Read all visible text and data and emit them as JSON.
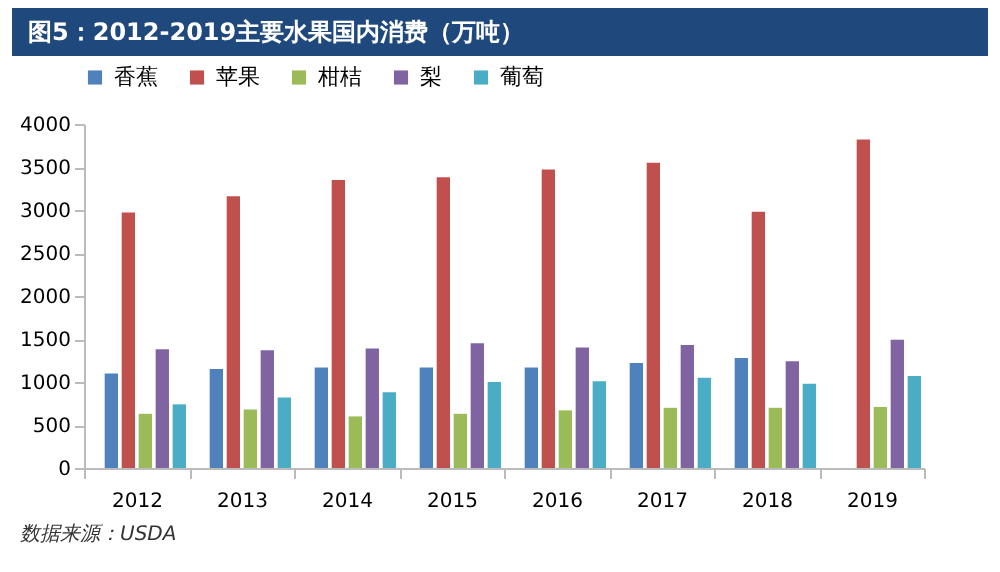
{
  "chart_data": {
    "type": "bar",
    "title": "图5：2012-2019主要水果国内消费（万吨）",
    "annotations": [
      "数据来源：USDA"
    ],
    "categories": [
      "2012",
      "2013",
      "2014",
      "2015",
      "2016",
      "2017",
      "2018",
      "2019"
    ],
    "series": [
      {
        "name": "香蕉",
        "color": "#4f81bd",
        "values": [
          1100,
          1150,
          1170,
          1170,
          1170,
          1220,
          1280,
          null
        ]
      },
      {
        "name": "苹果",
        "color": "#c0504d",
        "values": [
          2970,
          3160,
          3350,
          3380,
          3470,
          3550,
          2980,
          3820
        ]
      },
      {
        "name": "柑桔",
        "color": "#9bbb59",
        "values": [
          630,
          680,
          600,
          630,
          670,
          700,
          700,
          710
        ]
      },
      {
        "name": "梨",
        "color": "#8064a2",
        "values": [
          1380,
          1370,
          1390,
          1450,
          1400,
          1430,
          1240,
          1490
        ]
      },
      {
        "name": "葡萄",
        "color": "#4bacc6",
        "values": [
          740,
          820,
          880,
          1000,
          1010,
          1050,
          980,
          1070
        ]
      }
    ],
    "ylim": [
      0,
      4000
    ],
    "yticks": [
      0,
      500,
      1000,
      1500,
      2000,
      2500,
      3000,
      3500,
      4000
    ],
    "grid": false,
    "legend": "top"
  }
}
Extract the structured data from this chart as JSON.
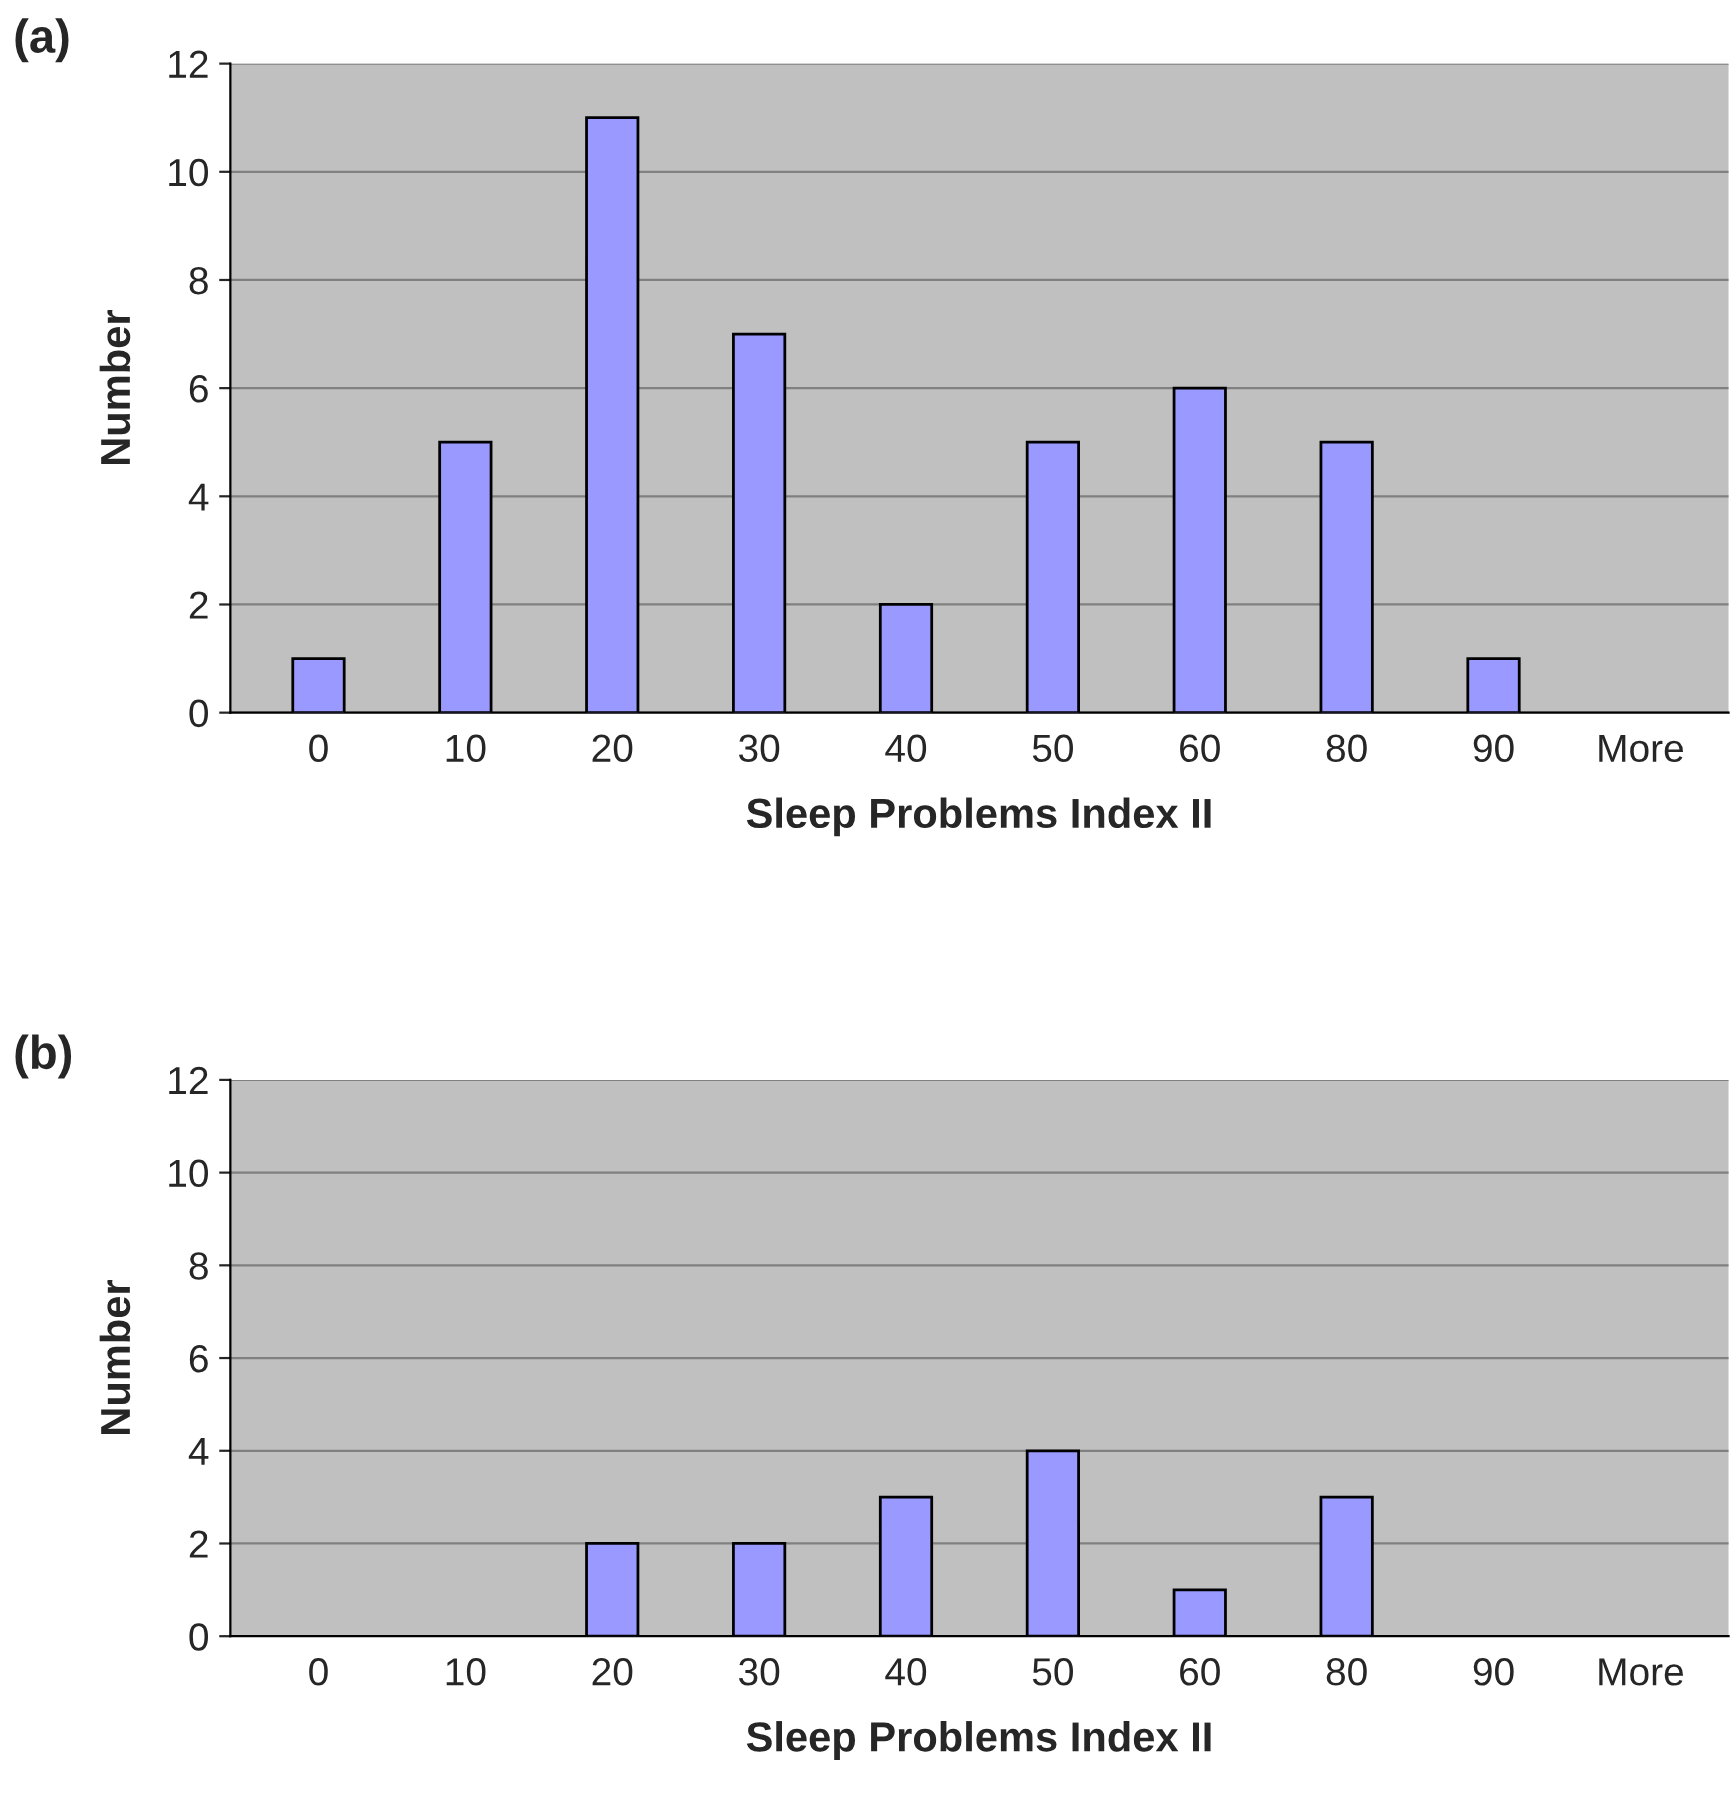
{
  "chart_data": [
    {
      "type": "bar",
      "title": "(a)",
      "xlabel": "Sleep Problems Index II",
      "ylabel": "Number",
      "categories": [
        "0",
        "10",
        "20",
        "30",
        "40",
        "50",
        "60",
        "80",
        "90",
        "More"
      ],
      "values": [
        1,
        5,
        11,
        7,
        2,
        5,
        6,
        5,
        1,
        0
      ],
      "color": "#9999ff",
      "ylim": [
        0,
        12
      ],
      "yticks": [
        0,
        2,
        4,
        6,
        8,
        10,
        12
      ],
      "grid": "y"
    },
    {
      "type": "bar",
      "title": "(b)",
      "xlabel": "Sleep Problems Index II",
      "ylabel": "Number",
      "categories": [
        "0",
        "10",
        "20",
        "30",
        "40",
        "50",
        "60",
        "80",
        "90",
        "More"
      ],
      "values": [
        0,
        0,
        2,
        2,
        3,
        4,
        1,
        3,
        0,
        0
      ],
      "color": "#9999ff",
      "ylim": [
        0,
        12
      ],
      "yticks": [
        0,
        2,
        4,
        6,
        8,
        10,
        12
      ],
      "grid": "y"
    }
  ]
}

Task to carry out.
Repeat the entries exactly. Pictures are excluded from the copy.

Exercise output.
Read all visible text and data and emit them as JSON.
{
  "chart_data": {
    "type": "bar",
    "title": "图5：2012-2019主要水果国内消费（万吨）",
    "annotations": [
      "数据来源：USDA"
    ],
    "categories": [
      "2012",
      "2013",
      "2014",
      "2015",
      "2016",
      "2017",
      "2018",
      "2019"
    ],
    "series": [
      {
        "name": "香蕉",
        "color": "#4f81bd",
        "values": [
          1100,
          1150,
          1170,
          1170,
          1170,
          1220,
          1280,
          null
        ]
      },
      {
        "name": "苹果",
        "color": "#c0504d",
        "values": [
          2970,
          3160,
          3350,
          3380,
          3470,
          3550,
          2980,
          3820
        ]
      },
      {
        "name": "柑桔",
        "color": "#9bbb59",
        "values": [
          630,
          680,
          600,
          630,
          670,
          700,
          700,
          710
        ]
      },
      {
        "name": "梨",
        "color": "#8064a2",
        "values": [
          1380,
          1370,
          1390,
          1450,
          1400,
          1430,
          1240,
          1490
        ]
      },
      {
        "name": "葡萄",
        "color": "#4bacc6",
        "values": [
          740,
          820,
          880,
          1000,
          1010,
          1050,
          980,
          1070
        ]
      }
    ],
    "ylim": [
      0,
      4000
    ],
    "yticks": [
      0,
      500,
      1000,
      1500,
      2000,
      2500,
      3000,
      3500,
      4000
    ],
    "grid": false,
    "legend": "top"
  }
}
Extract the structured data from this chart as JSON.
{
  "chart_data": [
    {
      "type": "bar",
      "title": "(a)",
      "xlabel": "Sleep Problems Index II",
      "ylabel": "Number",
      "categories": [
        "0",
        "10",
        "20",
        "30",
        "40",
        "50",
        "60",
        "80",
        "90",
        "More"
      ],
      "values": [
        1,
        5,
        11,
        7,
        2,
        5,
        6,
        5,
        1,
        0
      ],
      "color": "#9999ff",
      "ylim": [
        0,
        12
      ],
      "yticks": [
        0,
        2,
        4,
        6,
        8,
        10,
        12
      ],
      "grid": "y"
    },
    {
      "type": "bar",
      "title": "(b)",
      "xlabel": "Sleep Problems Index II",
      "ylabel": "Number",
      "categories": [
        "0",
        "10",
        "20",
        "30",
        "40",
        "50",
        "60",
        "80",
        "90",
        "More"
      ],
      "values": [
        0,
        0,
        2,
        2,
        3,
        4,
        1,
        3,
        0,
        0
      ],
      "color": "#9999ff",
      "ylim": [
        0,
        12
      ],
      "yticks": [
        0,
        2,
        4,
        6,
        8,
        10,
        12
      ],
      "grid": "y"
    }
  ]
}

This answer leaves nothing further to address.